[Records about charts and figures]

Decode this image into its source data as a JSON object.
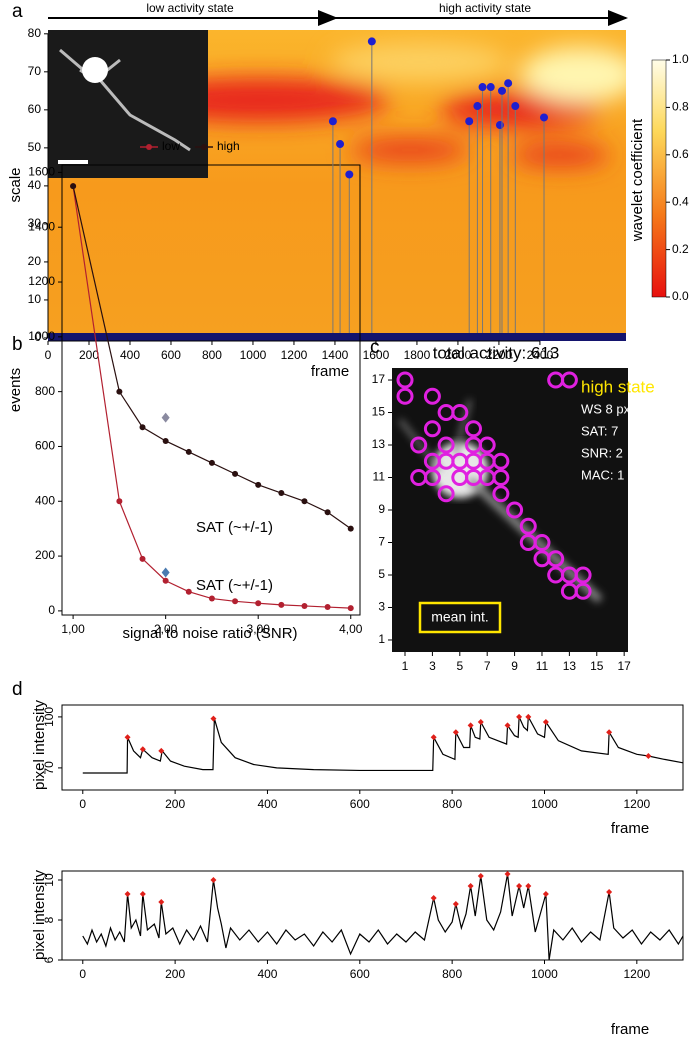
{
  "chart_data": [
    {
      "type": "scatter",
      "panel_label": "a",
      "annotations": [
        "low activity state",
        "high activity state"
      ],
      "x_label": "frame",
      "y_label": "scale",
      "xlim": [
        0,
        2820
      ],
      "ylim": [
        -0.8,
        81
      ],
      "xticks": [
        0,
        200,
        400,
        600,
        800,
        1000,
        1200,
        1400,
        1600,
        1800,
        2000,
        2200,
        2400
      ],
      "yticks": [
        0,
        10,
        20,
        30,
        40,
        50,
        60,
        70,
        80
      ],
      "points": {
        "color": "#1f1fd0",
        "x": [
          1390,
          1425,
          1470,
          1580,
          2055,
          2095,
          2120,
          2160,
          2205,
          2215,
          2245,
          2280,
          2420
        ],
        "y": [
          57,
          51,
          43,
          78,
          57,
          61,
          66,
          66,
          56,
          65,
          67,
          61,
          58
        ]
      },
      "colorbar": {
        "label": "wavelet coefficient",
        "lim": [
          0,
          1
        ],
        "ticks": [
          {
            "value": 0,
            "label": "0.0"
          },
          {
            "value": 0.2,
            "label": "0.2"
          },
          {
            "value": 0.4,
            "label": "0.4"
          },
          {
            "value": 0.6,
            "label": "0.6"
          },
          {
            "value": 0.8,
            "label": "0.8"
          },
          {
            "value": 1,
            "label": "1.0"
          }
        ]
      }
    },
    {
      "type": "line",
      "panel_label": "b",
      "x_label": "signal to noise ratio (SNR)",
      "y_label": "events",
      "xlim": [
        0.88,
        4.1
      ],
      "ylim": [
        -15,
        1627
      ],
      "xticks": [
        {
          "value": 1,
          "label": "1,00"
        },
        {
          "value": 2,
          "label": "2,00"
        },
        {
          "value": 3,
          "label": "3,00"
        },
        {
          "value": 4,
          "label": "4,00"
        }
      ],
      "yticks": [
        0,
        200,
        400,
        600,
        800,
        1000,
        1200,
        1400,
        1600
      ],
      "x": [
        1,
        1.5,
        1.75,
        2,
        2.25,
        2.5,
        2.75,
        3,
        3.25,
        3.5,
        3.75,
        4
      ],
      "series": [
        {
          "name": "low",
          "color": "#b22030",
          "values": [
            1550,
            400,
            190,
            110,
            70,
            45,
            35,
            28,
            22,
            18,
            14,
            10
          ]
        },
        {
          "name": "high",
          "color": "#2a1010",
          "values": [
            1550,
            800,
            670,
            620,
            580,
            540,
            500,
            460,
            430,
            400,
            360,
            300
          ]
        }
      ],
      "annotations": [
        "SAT (~+/-1)",
        "SAT (~+/-1)"
      ]
    },
    {
      "type": "image",
      "panel_label": "c",
      "title": "total activity: 613",
      "xlim": [
        0.05,
        17.28
      ],
      "ylim": [
        0.26,
        17.74
      ],
      "xticks": [
        1,
        3,
        5,
        7,
        9,
        11,
        13,
        15,
        17
      ],
      "yticks": [
        1,
        3,
        5,
        7,
        9,
        11,
        13,
        15,
        17
      ],
      "annotations": [
        "high state",
        "WS 8 px",
        "SAT: 7",
        "SNR: 2",
        "MAC: 1",
        "mean int."
      ]
    },
    {
      "type": "line",
      "panel_label": "d",
      "x_label": "frame",
      "y_label": "pixel intensity",
      "xlim": [
        -45,
        1300
      ],
      "ylim": [
        57,
        107
      ],
      "xticks": [
        0,
        200,
        400,
        600,
        800,
        1000,
        1200
      ],
      "yticks": [
        70,
        100
      ],
      "color": "#000",
      "x": [
        0,
        40,
        80,
        96,
        97,
        110,
        125,
        130,
        150,
        168,
        172,
        190,
        220,
        260,
        282,
        285,
        300,
        330,
        370,
        420,
        500,
        600,
        700,
        758,
        760,
        780,
        806,
        808,
        825,
        838,
        840,
        850,
        860,
        862,
        880,
        918,
        920,
        935,
        943,
        945,
        955,
        963,
        965,
        985,
        1000,
        1003,
        1030,
        1080,
        1138,
        1140,
        1160,
        1200,
        1225,
        1260,
        1300
      ],
      "values": [
        67,
        67,
        67,
        67,
        88,
        80,
        76,
        81,
        76,
        74,
        80,
        74,
        71,
        69,
        69,
        99,
        85,
        76,
        72,
        70,
        69,
        68.5,
        68.5,
        68.5,
        88,
        78,
        75,
        91,
        82,
        82,
        95,
        88,
        87,
        97,
        88,
        84,
        95,
        89,
        88,
        100,
        94,
        92,
        100,
        90,
        88,
        97,
        86,
        80,
        78,
        91,
        82,
        78,
        77,
        75,
        73
      ],
      "peaks": {
        "color": "#e0201a",
        "x": [
          97,
          130,
          170,
          283,
          760,
          808,
          840,
          862,
          920,
          945,
          965,
          1003,
          1140,
          1225
        ],
        "values": [
          88,
          81,
          80,
          99,
          88,
          91,
          95,
          97,
          95,
          100,
          100,
          97,
          91,
          77
        ]
      }
    },
    {
      "type": "line",
      "x_label": "frame",
      "y_label": "pixel intensity",
      "xlim": [
        -45,
        1300
      ],
      "ylim": [
        6,
        10.45
      ],
      "xticks": [
        0,
        200,
        400,
        600,
        800,
        1000,
        1200
      ],
      "yticks": [
        6,
        8,
        10
      ],
      "color": "#000",
      "x": [
        0,
        10,
        20,
        30,
        40,
        50,
        60,
        70,
        80,
        90,
        97,
        105,
        115,
        125,
        130,
        140,
        155,
        165,
        170,
        180,
        195,
        210,
        225,
        240,
        255,
        270,
        283,
        292,
        300,
        310,
        320,
        340,
        360,
        380,
        400,
        420,
        440,
        460,
        480,
        500,
        520,
        540,
        560,
        580,
        600,
        620,
        640,
        660,
        680,
        700,
        720,
        740,
        760,
        770,
        785,
        800,
        808,
        820,
        830,
        840,
        850,
        862,
        875,
        890,
        905,
        920,
        930,
        945,
        955,
        965,
        980,
        1003,
        1010,
        1020,
        1040,
        1060,
        1080,
        1100,
        1120,
        1140,
        1150,
        1170,
        1190,
        1210,
        1230,
        1250,
        1270,
        1290,
        1300
      ],
      "values": [
        7.2,
        6.8,
        7.5,
        6.9,
        7.3,
        6.7,
        7.6,
        7.0,
        7.4,
        6.9,
        9.3,
        7.6,
        8.0,
        7.2,
        9.3,
        7.5,
        7.8,
        7.1,
        8.9,
        7.3,
        7.6,
        6.8,
        7.5,
        7.0,
        7.7,
        6.9,
        10.0,
        8.6,
        7.8,
        6.6,
        7.6,
        7.0,
        7.5,
        6.9,
        7.4,
        6.8,
        7.5,
        7.0,
        7.3,
        6.7,
        7.4,
        6.9,
        7.5,
        6.3,
        7.3,
        6.9,
        7.5,
        6.8,
        7.3,
        6.9,
        7.4,
        7.0,
        9.1,
        8.0,
        7.4,
        7.9,
        8.8,
        7.6,
        8.3,
        9.7,
        8.2,
        10.2,
        8.0,
        7.5,
        8.4,
        10.3,
        8.2,
        9.7,
        8.6,
        9.7,
        7.4,
        9.3,
        6.0,
        7.5,
        7.0,
        7.6,
        6.9,
        7.4,
        7.0,
        9.4,
        7.6,
        7.1,
        7.5,
        6.8,
        7.4,
        7.0,
        7.5,
        6.8,
        7.2
      ],
      "peaks": {
        "color": "#e0201a",
        "x": [
          97,
          130,
          170,
          283,
          760,
          808,
          840,
          862,
          920,
          945,
          965,
          1003,
          1140
        ],
        "values": [
          9.3,
          9.3,
          8.9,
          10.0,
          9.1,
          8.8,
          9.7,
          10.2,
          10.3,
          9.7,
          9.7,
          9.3,
          9.4
        ]
      }
    }
  ]
}
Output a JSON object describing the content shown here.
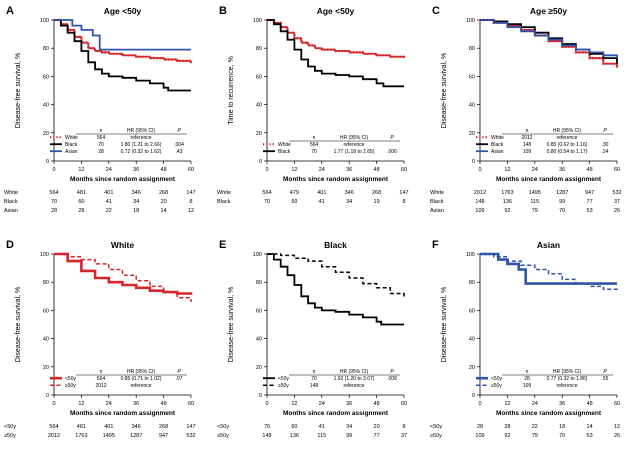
{
  "chart_data": [
    {
      "type": "line",
      "panel_label": "A",
      "title": "Age <50y",
      "ylabel": "Disease-free survival, %",
      "xlabel": "Months since random assignment",
      "xlim": [
        0,
        60
      ],
      "ylim": [
        0,
        100
      ],
      "xticks": [
        "0",
        "12",
        "24",
        "36",
        "48",
        "60"
      ],
      "yticks": [
        "0",
        "20",
        "40",
        "60",
        "80",
        "100"
      ],
      "series": [
        {
          "name": "White",
          "color": "#d7262b",
          "style": "dotted",
          "x": [
            0,
            3,
            6,
            9,
            12,
            15,
            18,
            21,
            24,
            30,
            36,
            42,
            48,
            54,
            60
          ],
          "y": [
            100,
            97,
            93,
            88,
            84,
            80,
            78,
            77,
            76,
            75,
            74,
            73,
            72,
            71,
            70
          ]
        },
        {
          "name": "Black",
          "color": "#000000",
          "style": "solid",
          "x": [
            0,
            3,
            6,
            9,
            12,
            15,
            18,
            21,
            24,
            30,
            36,
            42,
            48,
            50,
            60
          ],
          "y": [
            100,
            96,
            91,
            85,
            78,
            70,
            65,
            62,
            60,
            59,
            57,
            55,
            52,
            50,
            50
          ]
        },
        {
          "name": "Asian",
          "color": "#2f53a8",
          "style": "solid",
          "x": [
            0,
            6,
            8,
            10,
            12,
            14,
            17,
            20,
            60
          ],
          "y": [
            100,
            100,
            96,
            96,
            93,
            93,
            89,
            79,
            79
          ]
        }
      ],
      "legend": {
        "headers": [
          "n",
          "HR (95% CI)",
          "P"
        ],
        "rows": [
          {
            "label": "White",
            "n": "564",
            "hr": "reference",
            "p": ""
          },
          {
            "label": "Black",
            "n": "70",
            "hr": "1.80 (1.21 to 2.66)",
            "p": ".004"
          },
          {
            "label": "Asian",
            "n": "28",
            "hr": "0.72 (0.32 to 1.62)",
            "p": ".43"
          }
        ]
      },
      "risk_table": [
        {
          "label": "White",
          "values": [
            "564",
            "481",
            "401",
            "346",
            "268",
            "147"
          ]
        },
        {
          "label": "Black",
          "values": [
            "70",
            "60",
            "41",
            "34",
            "20",
            "8"
          ]
        },
        {
          "label": "Asian",
          "values": [
            "28",
            "28",
            "22",
            "18",
            "14",
            "12"
          ]
        }
      ]
    },
    {
      "type": "line",
      "panel_label": "B",
      "title": "Age <50y",
      "ylabel": "Time to recurrence, %",
      "xlabel": "Months since random assignment",
      "xlim": [
        0,
        60
      ],
      "ylim": [
        0,
        100
      ],
      "xticks": [
        "0",
        "12",
        "24",
        "36",
        "48",
        "60"
      ],
      "yticks": [
        "0",
        "20",
        "40",
        "60",
        "80",
        "100"
      ],
      "series": [
        {
          "name": "White",
          "color": "#d7262b",
          "style": "dotted",
          "x": [
            0,
            3,
            6,
            9,
            12,
            15,
            18,
            21,
            24,
            30,
            36,
            42,
            48,
            54,
            60
          ],
          "y": [
            100,
            98,
            95,
            91,
            87,
            84,
            82,
            80,
            79,
            78,
            77,
            76,
            75,
            74,
            73
          ]
        },
        {
          "name": "Black",
          "color": "#000000",
          "style": "solid",
          "x": [
            0,
            3,
            6,
            9,
            12,
            15,
            18,
            21,
            24,
            30,
            36,
            42,
            48,
            51,
            60
          ],
          "y": [
            100,
            97,
            92,
            86,
            79,
            72,
            67,
            64,
            62,
            61,
            60,
            58,
            55,
            53,
            53
          ]
        }
      ],
      "legend": {
        "headers": [
          "n",
          "HR (95% CI)",
          "P"
        ],
        "rows": [
          {
            "label": "White",
            "n": "564",
            "hr": "reference",
            "p": ""
          },
          {
            "label": "Black",
            "n": "70",
            "hr": "1.77 (1.18 to 2.65)",
            "p": ".006"
          }
        ]
      },
      "risk_table": [
        {
          "label": "White",
          "values": [
            "564",
            "479",
            "401",
            "346",
            "268",
            "147"
          ]
        },
        {
          "label": "Black",
          "values": [
            "70",
            "59",
            "41",
            "34",
            "19",
            "8"
          ]
        }
      ]
    },
    {
      "type": "line",
      "panel_label": "C",
      "title": "Age ≥50y",
      "ylabel": "Disease-free survival, %",
      "xlabel": "Months since random assignment",
      "xlim": [
        0,
        60
      ],
      "ylim": [
        0,
        100
      ],
      "xticks": [
        "0",
        "12",
        "24",
        "36",
        "48",
        "60"
      ],
      "yticks": [
        "0",
        "20",
        "40",
        "60",
        "80",
        "100"
      ],
      "series": [
        {
          "name": "White",
          "color": "#d7262b",
          "style": "dotted",
          "x": [
            0,
            6,
            12,
            18,
            24,
            30,
            36,
            42,
            48,
            54,
            60
          ],
          "y": [
            100,
            98,
            96,
            93,
            89,
            85,
            81,
            77,
            73,
            69,
            66
          ]
        },
        {
          "name": "Black",
          "color": "#000000",
          "style": "solid",
          "x": [
            0,
            6,
            12,
            18,
            24,
            30,
            36,
            42,
            48,
            54,
            60
          ],
          "y": [
            100,
            99,
            97,
            95,
            91,
            87,
            83,
            79,
            76,
            73,
            69
          ]
        },
        {
          "name": "Asian",
          "color": "#2f53a8",
          "style": "solid",
          "x": [
            0,
            6,
            12,
            18,
            24,
            30,
            36,
            42,
            48,
            54,
            60
          ],
          "y": [
            100,
            98,
            95,
            92,
            89,
            86,
            82,
            79,
            77,
            75,
            73
          ]
        }
      ],
      "legend": {
        "headers": [
          "n",
          "HR (95% CI)",
          "P"
        ],
        "rows": [
          {
            "label": "White",
            "n": "2012",
            "hr": "reference",
            "p": ""
          },
          {
            "label": "Black",
            "n": "148",
            "hr": "0.85 (0.62 to 1.16)",
            "p": ".30"
          },
          {
            "label": "Asian",
            "n": "109",
            "hr": "0.80 (0.54 to 1.17)",
            "p": ".24"
          }
        ]
      },
      "risk_table": [
        {
          "label": "White",
          "values": [
            "2012",
            "1763",
            "1495",
            "1287",
            "947",
            "532"
          ]
        },
        {
          "label": "Black",
          "values": [
            "148",
            "136",
            "115",
            "99",
            "77",
            "37"
          ]
        },
        {
          "label": "Asian",
          "values": [
            "109",
            "92",
            "79",
            "70",
            "53",
            "26"
          ]
        }
      ]
    },
    {
      "type": "line",
      "panel_label": "D",
      "title": "White",
      "ylabel": "Disease-free survival, %",
      "xlabel": "Months since random assignment",
      "xlim": [
        0,
        60
      ],
      "ylim": [
        0,
        100
      ],
      "xticks": [
        "0",
        "12",
        "24",
        "36",
        "48",
        "60"
      ],
      "yticks": [
        "0",
        "20",
        "40",
        "60",
        "80",
        "100"
      ],
      "series": [
        {
          "name": "<50y",
          "color": "#d7262b",
          "style": "solid-thick",
          "x": [
            0,
            6,
            12,
            18,
            24,
            30,
            36,
            42,
            48,
            54,
            60
          ],
          "y": [
            100,
            95,
            88,
            83,
            80,
            78,
            76,
            74,
            73,
            72,
            71
          ]
        },
        {
          "name": "≥50y",
          "color": "#d7262b",
          "style": "dashed",
          "x": [
            0,
            6,
            12,
            18,
            24,
            30,
            36,
            42,
            48,
            54,
            60
          ],
          "y": [
            100,
            98,
            96,
            93,
            89,
            85,
            81,
            77,
            73,
            69,
            66
          ]
        }
      ],
      "legend": {
        "headers": [
          "n",
          "HR (95% CI)",
          "P"
        ],
        "rows": [
          {
            "label": "<50y",
            "n": "564",
            "hr": "0.85 (0.71 to 1.02)",
            "p": ".07"
          },
          {
            "label": "≥50y",
            "n": "2012",
            "hr": "reference",
            "p": ""
          }
        ]
      },
      "risk_table": [
        {
          "label": "<50y",
          "values": [
            "564",
            "481",
            "401",
            "346",
            "268",
            "147"
          ]
        },
        {
          "label": "≥50y",
          "values": [
            "2012",
            "1763",
            "1495",
            "1287",
            "947",
            "532"
          ]
        }
      ]
    },
    {
      "type": "line",
      "panel_label": "E",
      "title": "Black",
      "ylabel": "Disease-free survival, %",
      "xlabel": "Months since random assignment",
      "xlim": [
        0,
        60
      ],
      "ylim": [
        0,
        100
      ],
      "xticks": [
        "0",
        "12",
        "24",
        "36",
        "48",
        "60"
      ],
      "yticks": [
        "0",
        "20",
        "40",
        "60",
        "80",
        "100"
      ],
      "series": [
        {
          "name": "<50y",
          "color": "#000000",
          "style": "solid",
          "x": [
            0,
            3,
            6,
            9,
            12,
            15,
            18,
            21,
            24,
            30,
            36,
            42,
            48,
            50,
            60
          ],
          "y": [
            100,
            96,
            91,
            85,
            78,
            70,
            65,
            62,
            60,
            59,
            57,
            55,
            52,
            50,
            50
          ]
        },
        {
          "name": "≥50y",
          "color": "#000000",
          "style": "dashed",
          "x": [
            0,
            6,
            12,
            18,
            24,
            30,
            36,
            42,
            48,
            54,
            60
          ],
          "y": [
            100,
            99,
            97,
            95,
            91,
            87,
            83,
            79,
            76,
            72,
            69
          ]
        }
      ],
      "legend": {
        "headers": [
          "n",
          "HR (95% CI)",
          "P"
        ],
        "rows": [
          {
            "label": "<50y",
            "n": "70",
            "hr": "1.92 (1.20 to 3.07)",
            "p": ".008"
          },
          {
            "label": "≥50y",
            "n": "148",
            "hr": "reference",
            "p": ""
          }
        ]
      },
      "risk_table": [
        {
          "label": "<50y",
          "values": [
            "70",
            "60",
            "41",
            "34",
            "20",
            "8"
          ]
        },
        {
          "label": "≥50y",
          "values": [
            "148",
            "136",
            "115",
            "99",
            "77",
            "37"
          ]
        }
      ]
    },
    {
      "type": "line",
      "panel_label": "F",
      "title": "Asian",
      "ylabel": "Disease-free survival, %",
      "xlabel": "Months since random assignment",
      "xlim": [
        0,
        60
      ],
      "ylim": [
        0,
        100
      ],
      "xticks": [
        "0",
        "12",
        "24",
        "36",
        "48",
        "60"
      ],
      "yticks": [
        "0",
        "20",
        "40",
        "60",
        "80",
        "100"
      ],
      "series": [
        {
          "name": "<50y",
          "color": "#2f53a8",
          "style": "solid-thick",
          "x": [
            0,
            6,
            8,
            10,
            12,
            14,
            17,
            20,
            60
          ],
          "y": [
            100,
            100,
            96,
            96,
            93,
            93,
            89,
            79,
            79
          ]
        },
        {
          "name": "≥50y",
          "color": "#2f53a8",
          "style": "dashed",
          "x": [
            0,
            6,
            12,
            18,
            24,
            30,
            36,
            42,
            48,
            54,
            60
          ],
          "y": [
            100,
            98,
            95,
            92,
            89,
            86,
            82,
            79,
            77,
            75,
            73
          ]
        }
      ],
      "legend": {
        "headers": [
          "n",
          "HR (95% CI)",
          "P"
        ],
        "rows": [
          {
            "label": "<50y",
            "n": "28",
            "hr": "0.77 (0.32 to 1.86)",
            "p": ".55"
          },
          {
            "label": "≥50y",
            "n": "109",
            "hr": "reference",
            "p": ""
          }
        ]
      },
      "risk_table": [
        {
          "label": "<50y",
          "values": [
            "28",
            "28",
            "22",
            "18",
            "14",
            "12"
          ]
        },
        {
          "label": "≥50y",
          "values": [
            "109",
            "92",
            "79",
            "70",
            "53",
            "26"
          ]
        }
      ]
    }
  ]
}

### What the task asks
Reply with one number only, the count of lines above that hold the string "title".

### Written solution
7